[PAGE EXTRACT]

I don't know if any of this is going to get through to anyone. If it does, it's probably because they wanted it to, in which case, I'm really sorry. Maybe they just don't even care; maybe it doesn't matter because there's nothing we can do.

Burgrr Entries is a multi-chapter creepypasta by Bogleech originally published to the defunct website burgrr.com, beginning in 2013. It's a first person account of how one man was bewildered to discover a supernatural fast food chain that seemed to emerge from another dimension and had a mind-altering, deadly effect on humanity. Despite the hopelessness of the situation, he follows one bizarre creature caused by the invasion, and into the surreal, horrific origin point for Burgrr.

Can be read here.


Tropes demonstrated:

  • Anthropomorphic Food: The protagonist confronts a humanoid hamburger being, and finds the notion as uncanny and creepy as such a being would be if contronted by a person in real life.
  • Apocalyptic Log: Humanity will gradually be destroyed by Burgrr unless there is a massive change, but people unaffected by its brainwashing who could offer resistance seem vanishingly rare as far as the protagonist can tell. So the journal is more about the protagonist trying to maintain their sanity than to get the word out.

[/PAGE EXTRACT]
[GIVEN RECORDS]

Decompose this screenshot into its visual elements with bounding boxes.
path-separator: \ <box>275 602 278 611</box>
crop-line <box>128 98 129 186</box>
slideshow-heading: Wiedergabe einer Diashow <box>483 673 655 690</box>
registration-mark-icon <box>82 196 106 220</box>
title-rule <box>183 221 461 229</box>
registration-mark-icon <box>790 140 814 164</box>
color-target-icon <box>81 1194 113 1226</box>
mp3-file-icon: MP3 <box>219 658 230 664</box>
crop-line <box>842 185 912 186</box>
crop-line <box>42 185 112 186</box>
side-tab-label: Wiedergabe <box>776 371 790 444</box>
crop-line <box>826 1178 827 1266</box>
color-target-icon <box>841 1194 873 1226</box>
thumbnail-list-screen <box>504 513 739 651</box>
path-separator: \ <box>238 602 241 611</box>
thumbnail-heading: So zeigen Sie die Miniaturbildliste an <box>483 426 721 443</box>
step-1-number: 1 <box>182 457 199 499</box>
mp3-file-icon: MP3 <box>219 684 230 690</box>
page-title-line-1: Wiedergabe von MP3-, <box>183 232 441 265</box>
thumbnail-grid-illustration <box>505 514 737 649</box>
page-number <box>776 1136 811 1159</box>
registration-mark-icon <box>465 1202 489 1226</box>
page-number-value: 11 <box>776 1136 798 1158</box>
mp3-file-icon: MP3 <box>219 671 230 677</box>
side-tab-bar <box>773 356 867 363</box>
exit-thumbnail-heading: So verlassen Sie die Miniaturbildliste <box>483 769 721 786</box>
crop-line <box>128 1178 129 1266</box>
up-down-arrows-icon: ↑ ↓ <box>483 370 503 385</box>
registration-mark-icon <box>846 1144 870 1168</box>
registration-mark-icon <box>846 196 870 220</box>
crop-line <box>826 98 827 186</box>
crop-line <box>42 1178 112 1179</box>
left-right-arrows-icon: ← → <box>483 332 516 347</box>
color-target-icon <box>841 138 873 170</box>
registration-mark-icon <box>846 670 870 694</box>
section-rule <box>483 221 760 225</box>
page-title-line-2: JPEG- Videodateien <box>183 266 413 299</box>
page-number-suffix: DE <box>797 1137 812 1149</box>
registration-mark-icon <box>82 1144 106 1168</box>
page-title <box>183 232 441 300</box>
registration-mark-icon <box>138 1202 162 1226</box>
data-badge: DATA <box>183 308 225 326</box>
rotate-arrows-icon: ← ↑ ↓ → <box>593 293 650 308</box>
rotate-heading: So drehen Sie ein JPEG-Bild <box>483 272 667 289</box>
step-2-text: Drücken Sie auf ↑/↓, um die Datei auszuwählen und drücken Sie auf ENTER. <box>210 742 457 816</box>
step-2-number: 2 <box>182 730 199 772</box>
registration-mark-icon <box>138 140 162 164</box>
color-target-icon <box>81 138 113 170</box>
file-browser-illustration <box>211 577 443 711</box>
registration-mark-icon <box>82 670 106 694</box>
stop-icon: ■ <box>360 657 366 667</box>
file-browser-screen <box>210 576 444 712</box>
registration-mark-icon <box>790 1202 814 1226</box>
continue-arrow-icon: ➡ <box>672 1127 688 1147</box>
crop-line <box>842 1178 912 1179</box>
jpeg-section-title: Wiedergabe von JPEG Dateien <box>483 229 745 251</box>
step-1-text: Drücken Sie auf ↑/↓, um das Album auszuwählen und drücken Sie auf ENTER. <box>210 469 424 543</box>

[/GIVEN RECORDS]

◆ PROBLEM: Reproduce, word for word, the part of the Burgrr Entries text above that opens with the words containing "I don't know" and closes with "be read here.".

◆ SOLUTION TO THE PROBLEM:
I don't know if any of this is going to get through to anyone. If it does, it's probably because they wanted it to, in which case, I'm really sorry. Maybe they just don't even care; maybe it doesn't matter because there's nothing we can do.

Burgrr Entries is a multi-chapter creepypasta by Bogleech originally published to the defunct website burgrr.com, beginning in 2013. It's a first person account of how one man was bewildered to discover a supernatural fast food chain that seemed to emerge from another dimension and had a mind-altering, deadly effect on humanity. Despite the hopelessness of the situation, he follows one bizarre creature caused by the invasion, and into the surreal, horrific origin point for Burgrr.

Can be read here.